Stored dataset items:
START

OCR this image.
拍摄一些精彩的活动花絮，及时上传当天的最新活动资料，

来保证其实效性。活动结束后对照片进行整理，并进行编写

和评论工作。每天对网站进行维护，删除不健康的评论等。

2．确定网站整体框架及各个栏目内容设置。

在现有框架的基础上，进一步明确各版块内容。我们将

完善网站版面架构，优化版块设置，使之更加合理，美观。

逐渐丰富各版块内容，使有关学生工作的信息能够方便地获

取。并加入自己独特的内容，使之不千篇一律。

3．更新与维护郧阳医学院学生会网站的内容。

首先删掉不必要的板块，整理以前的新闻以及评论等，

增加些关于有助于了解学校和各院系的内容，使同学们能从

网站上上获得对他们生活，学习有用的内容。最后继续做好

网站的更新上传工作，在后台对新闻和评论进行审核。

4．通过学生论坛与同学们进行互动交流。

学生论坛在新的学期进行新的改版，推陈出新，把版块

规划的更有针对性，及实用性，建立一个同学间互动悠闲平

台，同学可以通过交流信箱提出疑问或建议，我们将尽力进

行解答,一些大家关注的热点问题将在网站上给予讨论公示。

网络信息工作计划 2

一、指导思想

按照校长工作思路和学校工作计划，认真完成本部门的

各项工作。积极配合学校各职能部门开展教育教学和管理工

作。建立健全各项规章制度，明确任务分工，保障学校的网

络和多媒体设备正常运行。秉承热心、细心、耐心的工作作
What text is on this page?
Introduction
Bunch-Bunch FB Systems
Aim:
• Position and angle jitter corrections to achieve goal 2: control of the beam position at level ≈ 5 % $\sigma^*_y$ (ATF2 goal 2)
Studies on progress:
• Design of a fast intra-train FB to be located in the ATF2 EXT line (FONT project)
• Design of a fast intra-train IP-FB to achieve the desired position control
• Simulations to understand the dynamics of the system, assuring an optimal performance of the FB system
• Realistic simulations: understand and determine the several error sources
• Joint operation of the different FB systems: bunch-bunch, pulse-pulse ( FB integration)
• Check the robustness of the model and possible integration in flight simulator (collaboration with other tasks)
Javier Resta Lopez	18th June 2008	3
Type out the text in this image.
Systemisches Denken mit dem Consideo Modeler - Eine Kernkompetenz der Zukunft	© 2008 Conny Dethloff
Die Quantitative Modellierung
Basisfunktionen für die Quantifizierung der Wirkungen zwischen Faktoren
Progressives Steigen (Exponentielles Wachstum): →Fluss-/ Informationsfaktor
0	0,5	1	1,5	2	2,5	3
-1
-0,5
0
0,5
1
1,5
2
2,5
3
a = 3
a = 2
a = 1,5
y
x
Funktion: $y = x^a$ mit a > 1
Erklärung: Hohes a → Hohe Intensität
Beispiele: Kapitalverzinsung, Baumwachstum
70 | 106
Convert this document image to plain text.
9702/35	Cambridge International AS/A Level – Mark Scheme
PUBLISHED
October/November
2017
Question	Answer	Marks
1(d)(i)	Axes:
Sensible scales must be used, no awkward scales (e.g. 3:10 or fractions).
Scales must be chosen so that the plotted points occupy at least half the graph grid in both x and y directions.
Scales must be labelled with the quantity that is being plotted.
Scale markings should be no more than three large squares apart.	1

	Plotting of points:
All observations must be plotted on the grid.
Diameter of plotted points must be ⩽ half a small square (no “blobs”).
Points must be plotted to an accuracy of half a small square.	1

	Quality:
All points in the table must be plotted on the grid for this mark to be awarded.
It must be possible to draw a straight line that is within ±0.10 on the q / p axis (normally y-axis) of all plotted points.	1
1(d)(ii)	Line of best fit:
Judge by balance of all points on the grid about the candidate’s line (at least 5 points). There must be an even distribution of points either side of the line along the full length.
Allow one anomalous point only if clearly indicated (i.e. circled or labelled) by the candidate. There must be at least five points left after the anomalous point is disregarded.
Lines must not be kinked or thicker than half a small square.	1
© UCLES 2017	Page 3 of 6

END

WHAT THE TASK ASKS:
Would you write down every record again, exactly?

WORKED ANSWER:
OCR this image.
拍摄一些精彩的活动花絮，及时上传当天的最新活动资料，

来保证其实效性。活动结束后对照片进行整理，并进行编写

和评论工作。每天对网站进行维护，删除不健康的评论等。

2．确定网站整体框架及各个栏目内容设置。

在现有框架的基础上，进一步明确各版块内容。我们将

完善网站版面架构，优化版块设置，使之更加合理，美观。

逐渐丰富各版块内容，使有关学生工作的信息能够方便地获

取。并加入自己独特的内容，使之不千篇一律。

3．更新与维护郧阳医学院学生会网站的内容。

首先删掉不必要的板块，整理以前的新闻以及评论等，

增加些关于有助于了解学校和各院系的内容，使同学们能从

网站上上获得对他们生活，学习有用的内容。最后继续做好

网站的更新上传工作，在后台对新闻和评论进行审核。

4．通过学生论坛与同学们进行互动交流。

学生论坛在新的学期进行新的改版，推陈出新，把版块

规划的更有针对性，及实用性，建立一个同学间互动悠闲平

台，同学可以通过交流信箱提出疑问或建议，我们将尽力进

行解答,一些大家关注的热点问题将在网站上给予讨论公示。

网络信息工作计划 2

一、指导思想

按照校长工作思路和学校工作计划，认真完成本部门的

各项工作。积极配合学校各职能部门开展教育教学和管理工

作。建立健全各项规章制度，明确任务分工，保障学校的网

络和多媒体设备正常运行。秉承热心、细心、耐心的工作作
What text is on this page?
Introduction
Bunch-Bunch FB Systems
Aim:
• Position and angle jitter corrections to achieve goal 2: control of the beam position at level ≈ 5 % $\sigma^*_y$ (ATF2 goal 2)
Studies on progress:
• Design of a fast intra-train FB to be located in the ATF2 EXT line (FONT project)
• Design of a fast intra-train IP-FB to achieve the desired position control
• Simulations to understand the dynamics of the system, assuring an optimal performance of the FB system
• Realistic simulations: understand and determine the several error sources
• Joint operation of the different FB systems: bunch-bunch, pulse-pulse ( FB integration)
• Check the robustness of the model and possible integration in flight simulator (collaboration with other tasks)
Javier Resta Lopez	18th June 2008	3
Type out the text in this image.
Systemisches Denken mit dem Consideo Modeler - Eine Kernkompetenz der Zukunft	© 2008 Conny Dethloff
Die Quantitative Modellierung
Basisfunktionen für die Quantifizierung der Wirkungen zwischen Faktoren
Progressives Steigen (Exponentielles Wachstum): →Fluss-/ Informationsfaktor
0	0,5	1	1,5	2	2,5	3
-1
-0,5
0
0,5
1
1,5
2
2,5
3
a = 3
a = 2
a = 1,5
y
x
Funktion: $y = x^a$ mit a > 1
Erklärung: Hohes a → Hohe Intensität
Beispiele: Kapitalverzinsung, Baumwachstum
70 | 106
Convert this document image to plain text.
9702/35	Cambridge International AS/A Level – Mark Scheme
PUBLISHED
October/November
2017
Question	Answer	Marks
1(d)(i)	Axes:
Sensible scales must be used, no awkward scales (e.g. 3:10 or fractions).
Scales must be chosen so that the plotted points occupy at least half the graph grid in both x and y directions.
Scales must be labelled with the quantity that is being plotted.
Scale markings should be no more than three large squares apart.	1

	Plotting of points:
All observations must be plotted on the grid.
Diameter of plotted points must be ⩽ half a small square (no “blobs”).
Points must be plotted to an accuracy of half a small square.	1

	Quality:
All points in the table must be plotted on the grid for this mark to be awarded.
It must be possible to draw a straight line that is within ±0.10 on the q / p axis (normally y-axis) of all plotted points.	1
1(d)(ii)	Line of best fit:
Judge by balance of all points on the grid about the candidate’s line (at least 5 points). There must be an even distribution of points either side of the line along the full length.
Allow one anomalous point only if clearly indicated (i.e. circled or labelled) by the candidate. There must be at least five points left after the anomalous point is disregarded.
Lines must not be kinked or thicker than half a small square.	1
© UCLES 2017	Page 3 of 6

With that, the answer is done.